▸ **What the exercise asks**: Copy the lines holding the word "label", all of them.

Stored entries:
—————

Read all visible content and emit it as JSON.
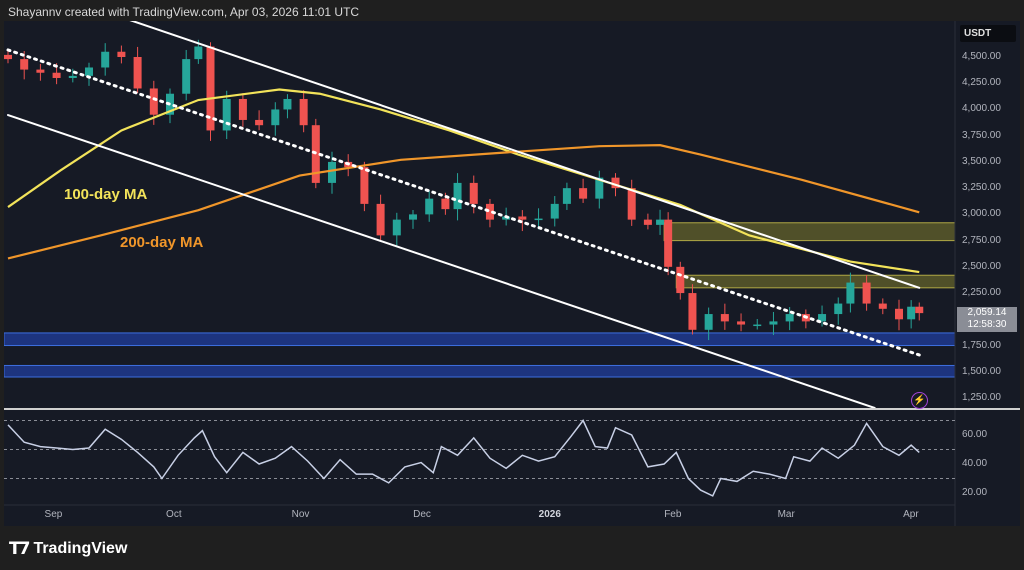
{
  "header": {
    "text": "Shayannv created with TradingView.com, Apr 03, 2026 11:01 UTC"
  },
  "footer": {
    "brand": "TradingView"
  },
  "colors": {
    "background": "#161a25",
    "up": "#26a69a",
    "down": "#ef5350",
    "ma100": "#f2e35a",
    "ma200": "#f0962a",
    "resistance_zone": "#5b5a2a",
    "support_zone": "#1f3a8f",
    "rsi": "#c8d0e6"
  },
  "chart_data": [
    {
      "type": "candlestick",
      "currency": "USDT",
      "last_price": "2,059.14",
      "countdown": "12:58:30",
      "ylim": [
        1150,
        4850
      ],
      "y_ticks": [
        "4,500.00",
        "4,250.00",
        "4,000.00",
        "3,750.00",
        "3,500.00",
        "3,250.00",
        "3,000.00",
        "2,750.00",
        "2,500.00",
        "2,250.00",
        "1,750.00",
        "1,500.00",
        "1,250.00"
      ],
      "y_tick_values": [
        4500,
        4250,
        4000,
        3750,
        3500,
        3250,
        3000,
        2750,
        2500,
        2250,
        1750,
        1500,
        1250
      ],
      "x_ticks": [
        {
          "label": "Sep",
          "date": "2025-09-01"
        },
        {
          "label": "Oct",
          "date": "2025-10-01"
        },
        {
          "label": "Nov",
          "date": "2025-11-01"
        },
        {
          "label": "Dec",
          "date": "2025-12-01"
        },
        {
          "label": "2026",
          "date": "2026-01-01"
        },
        {
          "label": "Feb",
          "date": "2026-02-01"
        },
        {
          "label": "Mar",
          "date": "2026-03-01"
        },
        {
          "label": "Apr",
          "date": "2026-04-01"
        }
      ],
      "xlim": [
        "2025-08-20",
        "2026-04-11"
      ],
      "closes": [
        [
          "2025-08-21",
          4480
        ],
        [
          "2025-08-25",
          4380
        ],
        [
          "2025-08-29",
          4350
        ],
        [
          "2025-09-02",
          4300
        ],
        [
          "2025-09-06",
          4320
        ],
        [
          "2025-09-10",
          4400
        ],
        [
          "2025-09-14",
          4550
        ],
        [
          "2025-09-18",
          4500
        ],
        [
          "2025-09-22",
          4200
        ],
        [
          "2025-09-26",
          3950
        ],
        [
          "2025-09-30",
          4150
        ],
        [
          "2025-10-04",
          4480
        ],
        [
          "2025-10-07",
          4600
        ],
        [
          "2025-10-10",
          3800
        ],
        [
          "2025-10-14",
          4100
        ],
        [
          "2025-10-18",
          3900
        ],
        [
          "2025-10-22",
          3850
        ],
        [
          "2025-10-26",
          4000
        ],
        [
          "2025-10-29",
          4100
        ],
        [
          "2025-11-02",
          3850
        ],
        [
          "2025-11-05",
          3300
        ],
        [
          "2025-11-09",
          3500
        ],
        [
          "2025-11-13",
          3450
        ],
        [
          "2025-11-17",
          3100
        ],
        [
          "2025-11-21",
          2800
        ],
        [
          "2025-11-25",
          2950
        ],
        [
          "2025-11-29",
          3000
        ],
        [
          "2025-12-03",
          3150
        ],
        [
          "2025-12-07",
          3050
        ],
        [
          "2025-12-10",
          3300
        ],
        [
          "2025-12-14",
          3100
        ],
        [
          "2025-12-18",
          2950
        ],
        [
          "2025-12-22",
          2980
        ],
        [
          "2025-12-26",
          2950
        ],
        [
          "2025-12-30",
          2960
        ],
        [
          "2026-01-03",
          3100
        ],
        [
          "2026-01-06",
          3250
        ],
        [
          "2026-01-10",
          3150
        ],
        [
          "2026-01-14",
          3350
        ],
        [
          "2026-01-18",
          3250
        ],
        [
          "2026-01-22",
          2950
        ],
        [
          "2026-01-26",
          2900
        ],
        [
          "2026-01-29",
          2950
        ],
        [
          "2026-01-31",
          2500
        ],
        [
          "2026-02-03",
          2250
        ],
        [
          "2026-02-06",
          1900
        ],
        [
          "2026-02-10",
          2050
        ],
        [
          "2026-02-14",
          1980
        ],
        [
          "2026-02-18",
          1950
        ],
        [
          "2026-02-22",
          1950
        ],
        [
          "2026-02-26",
          1980
        ],
        [
          "2026-03-02",
          2050
        ],
        [
          "2026-03-06",
          1980
        ],
        [
          "2026-03-10",
          2050
        ],
        [
          "2026-03-14",
          2150
        ],
        [
          "2026-03-17",
          2350
        ],
        [
          "2026-03-21",
          2150
        ],
        [
          "2026-03-25",
          2100
        ],
        [
          "2026-03-29",
          2000
        ],
        [
          "2026-04-01",
          2120
        ],
        [
          "2026-04-03",
          2059
        ]
      ],
      "moving_averages": [
        {
          "name": "100-day MA",
          "color": "#f2e35a",
          "points": [
            [
              "2025-08-21",
              3070
            ],
            [
              "2025-09-03",
              3420
            ],
            [
              "2025-09-18",
              3800
            ],
            [
              "2025-10-07",
              4090
            ],
            [
              "2025-10-27",
              4190
            ],
            [
              "2025-11-06",
              4150
            ],
            [
              "2025-11-21",
              4000
            ],
            [
              "2025-12-08",
              3800
            ],
            [
              "2025-12-25",
              3570
            ],
            [
              "2026-01-14",
              3330
            ],
            [
              "2026-02-03",
              3090
            ],
            [
              "2026-02-20",
              2800
            ],
            [
              "2026-03-17",
              2550
            ],
            [
              "2026-04-03",
              2450
            ]
          ]
        },
        {
          "name": "200-day MA",
          "color": "#f0962a",
          "points": [
            [
              "2025-08-21",
              2580
            ],
            [
              "2025-09-13",
              2800
            ],
            [
              "2025-10-07",
              3040
            ],
            [
              "2025-11-01",
              3370
            ],
            [
              "2025-11-26",
              3520
            ],
            [
              "2025-12-20",
              3585
            ],
            [
              "2026-01-14",
              3650
            ],
            [
              "2026-01-29",
              3660
            ],
            [
              "2026-02-08",
              3570
            ],
            [
              "2026-03-05",
              3330
            ],
            [
              "2026-04-03",
              3020
            ]
          ]
        }
      ],
      "trendlines": [
        {
          "style": "solid",
          "points": [
            [
              "2025-09-20",
              4853
            ],
            [
              "2026-04-03",
              2300
            ]
          ]
        },
        {
          "style": "solid",
          "points": [
            [
              "2025-08-21",
              3947
            ],
            [
              "2026-03-23",
              1155
            ]
          ]
        },
        {
          "style": "dotted",
          "points": [
            [
              "2025-08-21",
              4567
            ],
            [
              "2026-04-03",
              1660
            ]
          ]
        }
      ],
      "zones": [
        {
          "kind": "resistance",
          "from": 2750,
          "to": 2920,
          "start": "2026-01-30"
        },
        {
          "kind": "resistance",
          "from": 2300,
          "to": 2420,
          "start": "2026-02-02"
        },
        {
          "kind": "support",
          "from": 1750,
          "to": 1870,
          "start": "2025-08-20"
        },
        {
          "kind": "support",
          "from": 1450,
          "to": 1560,
          "start": "2025-08-20"
        }
      ]
    },
    {
      "type": "line",
      "indicator": "RSI",
      "ylim": [
        14,
        76
      ],
      "y_ticks": [
        "60.00",
        "40.00",
        "20.00"
      ],
      "y_tick_values": [
        60,
        40,
        20
      ],
      "bands": [
        70,
        50,
        30
      ],
      "values": [
        [
          "2025-08-21",
          67
        ],
        [
          "2025-08-25",
          55
        ],
        [
          "2025-08-29",
          52
        ],
        [
          "2025-09-02",
          51
        ],
        [
          "2025-09-06",
          50
        ],
        [
          "2025-09-10",
          51
        ],
        [
          "2025-09-14",
          64
        ],
        [
          "2025-09-18",
          57
        ],
        [
          "2025-09-22",
          48
        ],
        [
          "2025-09-26",
          38
        ],
        [
          "2025-09-28",
          30
        ],
        [
          "2025-10-02",
          46
        ],
        [
          "2025-10-06",
          58
        ],
        [
          "2025-10-08",
          63
        ],
        [
          "2025-10-11",
          45
        ],
        [
          "2025-10-14",
          34
        ],
        [
          "2025-10-18",
          48
        ],
        [
          "2025-10-22",
          40
        ],
        [
          "2025-10-26",
          44
        ],
        [
          "2025-10-30",
          52
        ],
        [
          "2025-11-03",
          42
        ],
        [
          "2025-11-07",
          30
        ],
        [
          "2025-11-11",
          43
        ],
        [
          "2025-11-15",
          33
        ],
        [
          "2025-11-19",
          33
        ],
        [
          "2025-11-23",
          27
        ],
        [
          "2025-11-27",
          38
        ],
        [
          "2025-12-01",
          41
        ],
        [
          "2025-12-04",
          34
        ],
        [
          "2025-12-06",
          52
        ],
        [
          "2025-12-10",
          46
        ],
        [
          "2025-12-14",
          58
        ],
        [
          "2025-12-18",
          44
        ],
        [
          "2025-12-22",
          37
        ],
        [
          "2025-12-26",
          46
        ],
        [
          "2025-12-30",
          42
        ],
        [
          "2026-01-03",
          45
        ],
        [
          "2026-01-07",
          59
        ],
        [
          "2026-01-10",
          70
        ],
        [
          "2026-01-13",
          52
        ],
        [
          "2026-01-16",
          51
        ],
        [
          "2026-01-18",
          65
        ],
        [
          "2026-01-22",
          60
        ],
        [
          "2026-01-26",
          38
        ],
        [
          "2026-01-30",
          40
        ],
        [
          "2026-02-02",
          48
        ],
        [
          "2026-02-05",
          30
        ],
        [
          "2026-02-08",
          22
        ],
        [
          "2026-02-11",
          18
        ],
        [
          "2026-02-13",
          30
        ],
        [
          "2026-02-17",
          28
        ],
        [
          "2026-02-21",
          35
        ],
        [
          "2026-02-25",
          33
        ],
        [
          "2026-03-01",
          30
        ],
        [
          "2026-03-03",
          45
        ],
        [
          "2026-03-07",
          42
        ],
        [
          "2026-03-10",
          51
        ],
        [
          "2026-03-14",
          44
        ],
        [
          "2026-03-18",
          53
        ],
        [
          "2026-03-21",
          68
        ],
        [
          "2026-03-25",
          52
        ],
        [
          "2026-03-29",
          46
        ],
        [
          "2026-04-01",
          53
        ],
        [
          "2026-04-03",
          48
        ]
      ]
    }
  ]
}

—————

▸ **Solution**:
          "label": "Sep",
          "label": "Oct",
          "label": "Nov",
          "label": "Dec",
          "label": "2026",
          "label": "Feb",
          "label": "Mar",
          "label": "Apr",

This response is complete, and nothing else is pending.